_Material shown_.
§ §

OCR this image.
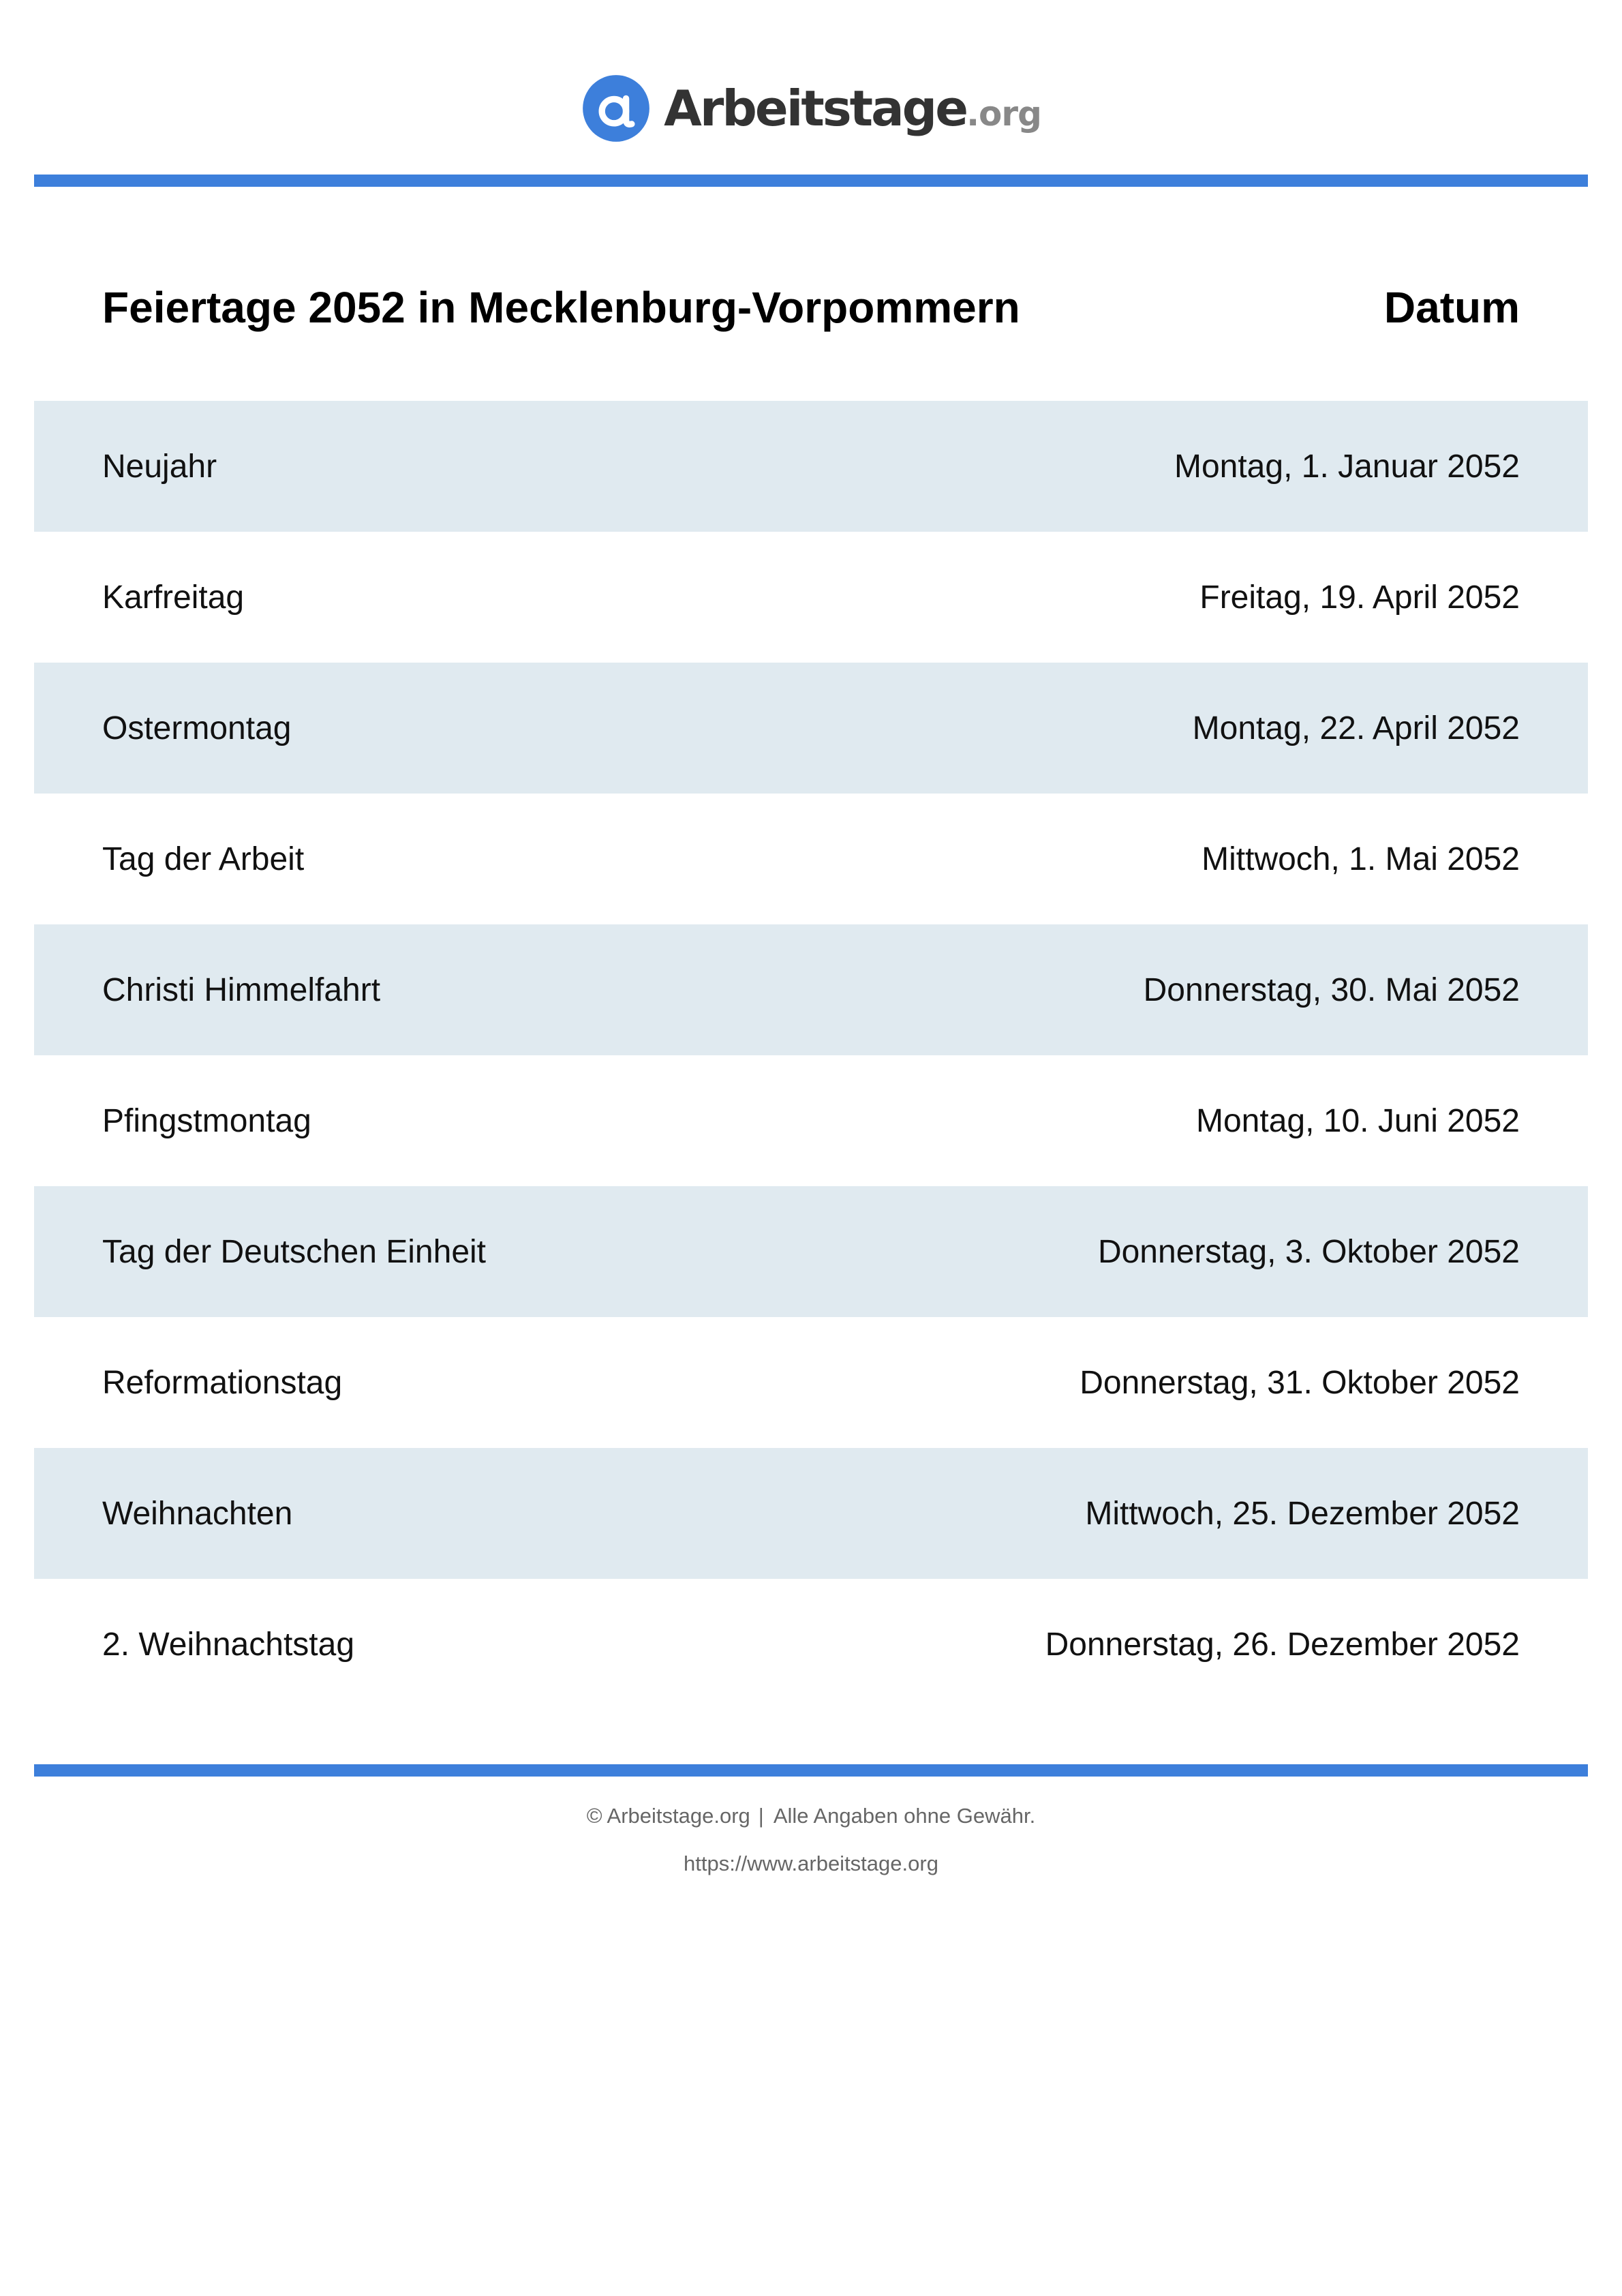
Arbeitstage .org
Feiertage 2052 in Mecklenburg-Vorpommern	Datum
Neujahr	Montag, 1. Januar 2052
Karfreitag	Freitag, 19. April 2052
Ostermontag	Montag, 22. April 2052
Tag der Arbeit	Mittwoch, 1. Mai 2052
Christi Himmelfahrt	Donnerstag, 30. Mai 2052
Pfingstmontag	Montag, 10. Juni 2052
Tag der Deutschen Einheit	Donnerstag, 3. Oktober 2052
Reformationstag	Donnerstag, 31. Oktober 2052
Weihnachten	Mittwoch, 25. Dezember 2052
2. Weihnachtstag	Donnerstag, 26. Dezember 2052
© Arbeitstage.org | Alle Angaben ohne Gewähr.
https://www.arbeitstage.org
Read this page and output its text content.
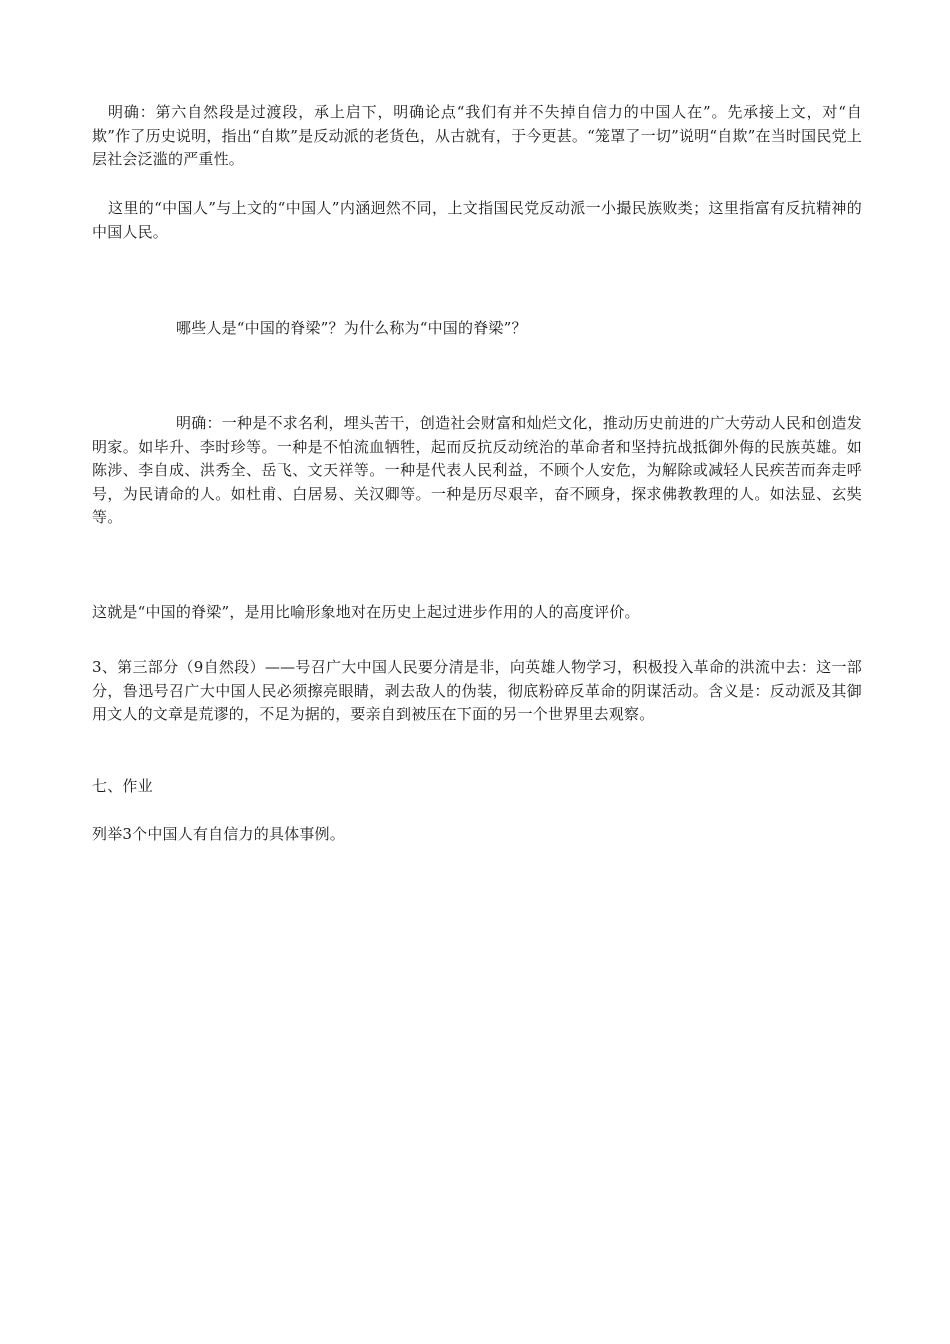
明确：第六自然段是过渡段，承上启下，明确论点“我们有并不失掉自信力的中国人在”。先承接上文，对“自欺”作了历史说明，指出“自欺”是反动派的老货色，从古就有，于今更甚。“笼罩了一切”说明“自欺”在当时国民党上层社会泛滥的严重性。

这里的“中国人”与上文的“中国人”内涵迥然不同，上文指国民党反动派一小撮民族败类；这里指富有反抗精神的中国人民。

哪些人是“中国的脊梁”？为什么称为“中国的脊梁”？

明确：一种是不求名利，埋头苦干，创造社会财富和灿烂文化，推动历史前进的广大劳动人民和创造发明家。如毕升、李时珍等。一种是不怕流血牺牲，起而反抗反动统治的革命者和坚持抗战抵御外侮的民族英雄。如陈涉、李自成、洪秀全、岳飞、文天祥等。一种是代表人民利益，不顾个人安危，为解除或减轻人民疾苦而奔走呼号，为民请命的人。如杜甫、白居易、关汉卿等。一种是历尽艰辛，奋不顾身，探求佛教教理的人。如法显、玄奘等。

这就是“中国的脊梁”，是用比喻形象地对在历史上起过进步作用的人的高度评价。

3、第三部分（9自然段）——号召广大中国人民要分清是非，向英雄人物学习，积极投入革命的洪流中去：这一部分，鲁迅号召广大中国人民必须擦亮眼睛，剥去敌人的伪装，彻底粉碎反革命的阴谋活动。含义是：反动派及其御用文人的文章是荒谬的，不足为据的，要亲自到被压在下面的另一个世界里去观察。

七、作业

列举3个中国人有自信力的具体事例。
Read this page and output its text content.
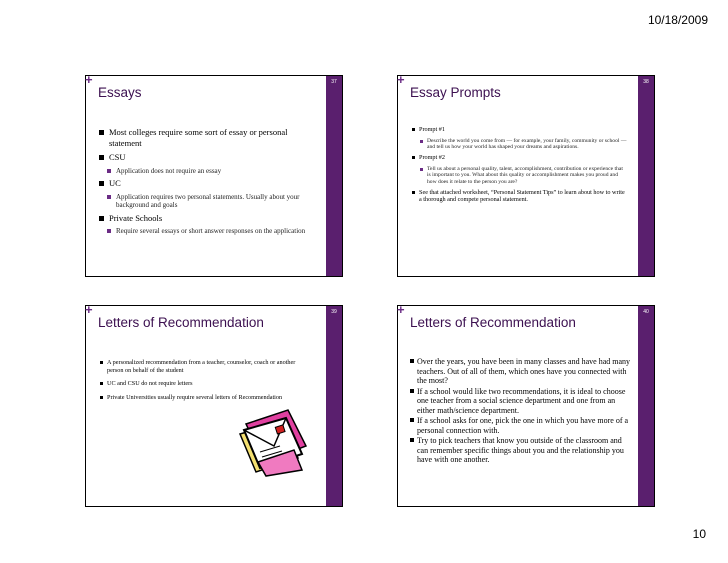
10/18/2009
37
Essays
Most colleges require some sort of essay or personal statement
CSU
Application does not require an essay
UC
Application requires two personal statements. Usually about your background and goals
Private Schools
Require several essays or short answer responses on the application
+	38
Essay Prompts
Prompt #1
Describe the world you come from — for example, your family, community or school — and tell us how your world has shaped your dreams and aspirations.
Prompt #2
Tell us about a personal quality, talent, accomplishment, contribution or experience that is important to you. What about this quality or accomplishment makes you proud and how does it relate to the person you are?
See that attached worksheet, “Personal Statement Tips” to learn about how to write a thorough and compete personal statement.
+
39
Letters of Recommendation
A personalized recommendation from a teacher, counselor, coach or another person on behalf of the student
UC and CSU do not require letters
Private Universities usually require several letters of Recommendation
+	40
Letters of Recommendation
Over the years, you have been in many classes and have had many teachers. Out of all of them, which ones have you connected with the most?
If a school would like two recommendations, it is ideal to choose one teacher from a social science department and one from an either math/science department.
If a school asks for one, pick the one in which you have more of a personal connection with.
Try to pick teachers that know you outside of the classroom and can remember specific things about you and the relationship you have with one another.
+
10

§ §

_Exercise directions_. Check each line of the records above for the string "Mittwoch", and report every line that has it.

_Reply_.
Tag der Arbeit	Mittwoch, 1. Mai 2052
Weihnachten	Mittwoch, 25. Dezember 2052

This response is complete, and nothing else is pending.